WHAT TO WORK ON:
Seek out every line containing the word "this", and copy each.

DATA FOR PROCESSING:
******
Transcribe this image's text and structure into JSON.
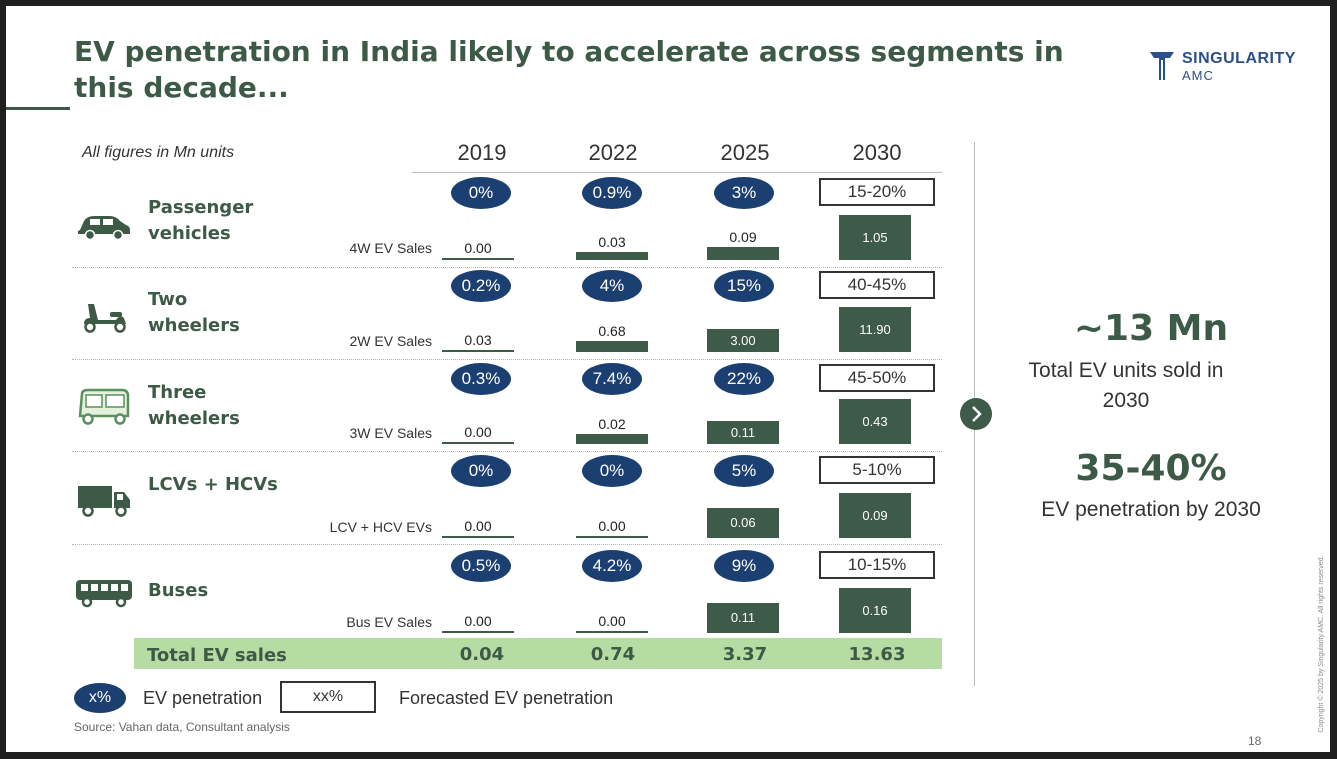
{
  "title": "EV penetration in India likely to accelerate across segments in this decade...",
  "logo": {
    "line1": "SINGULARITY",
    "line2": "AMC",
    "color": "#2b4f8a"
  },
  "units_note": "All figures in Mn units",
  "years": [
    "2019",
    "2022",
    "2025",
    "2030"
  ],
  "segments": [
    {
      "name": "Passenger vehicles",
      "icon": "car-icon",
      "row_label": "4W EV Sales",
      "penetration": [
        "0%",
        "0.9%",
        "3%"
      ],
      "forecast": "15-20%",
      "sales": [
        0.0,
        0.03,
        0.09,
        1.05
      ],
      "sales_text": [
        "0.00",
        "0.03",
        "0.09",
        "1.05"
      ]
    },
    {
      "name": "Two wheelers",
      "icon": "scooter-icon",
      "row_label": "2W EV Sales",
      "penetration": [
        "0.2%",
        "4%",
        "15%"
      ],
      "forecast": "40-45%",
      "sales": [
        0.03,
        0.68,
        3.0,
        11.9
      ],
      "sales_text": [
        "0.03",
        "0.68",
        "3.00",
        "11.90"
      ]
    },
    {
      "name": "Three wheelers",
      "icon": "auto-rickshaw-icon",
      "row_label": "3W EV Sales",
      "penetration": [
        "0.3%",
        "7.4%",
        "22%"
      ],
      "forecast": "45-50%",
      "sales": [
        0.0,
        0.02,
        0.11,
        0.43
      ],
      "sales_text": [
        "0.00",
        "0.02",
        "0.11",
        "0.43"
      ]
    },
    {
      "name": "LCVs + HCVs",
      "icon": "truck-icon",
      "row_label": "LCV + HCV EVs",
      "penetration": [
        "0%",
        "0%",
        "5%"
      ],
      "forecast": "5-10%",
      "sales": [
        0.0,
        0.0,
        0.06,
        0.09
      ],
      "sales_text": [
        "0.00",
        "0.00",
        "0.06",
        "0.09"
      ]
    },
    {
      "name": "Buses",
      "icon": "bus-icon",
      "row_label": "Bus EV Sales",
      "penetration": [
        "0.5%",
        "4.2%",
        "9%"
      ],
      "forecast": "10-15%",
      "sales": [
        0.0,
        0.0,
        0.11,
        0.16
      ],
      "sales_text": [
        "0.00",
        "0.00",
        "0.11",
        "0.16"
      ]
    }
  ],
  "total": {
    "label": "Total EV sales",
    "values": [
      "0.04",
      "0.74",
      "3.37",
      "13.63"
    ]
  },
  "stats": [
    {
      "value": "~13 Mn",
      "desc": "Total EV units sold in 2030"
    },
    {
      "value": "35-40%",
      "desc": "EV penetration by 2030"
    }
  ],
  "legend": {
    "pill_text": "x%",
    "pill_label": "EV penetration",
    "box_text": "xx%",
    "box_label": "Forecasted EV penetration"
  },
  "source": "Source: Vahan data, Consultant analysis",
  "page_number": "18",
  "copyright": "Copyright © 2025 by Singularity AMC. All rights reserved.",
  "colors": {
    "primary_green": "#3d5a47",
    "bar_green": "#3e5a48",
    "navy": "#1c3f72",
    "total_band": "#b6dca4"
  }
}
******
FINISHED TASK:
Transcribe this image's text and structure into JSON.
  "title": "EV penetration in India likely to accelerate across segments in this decade...",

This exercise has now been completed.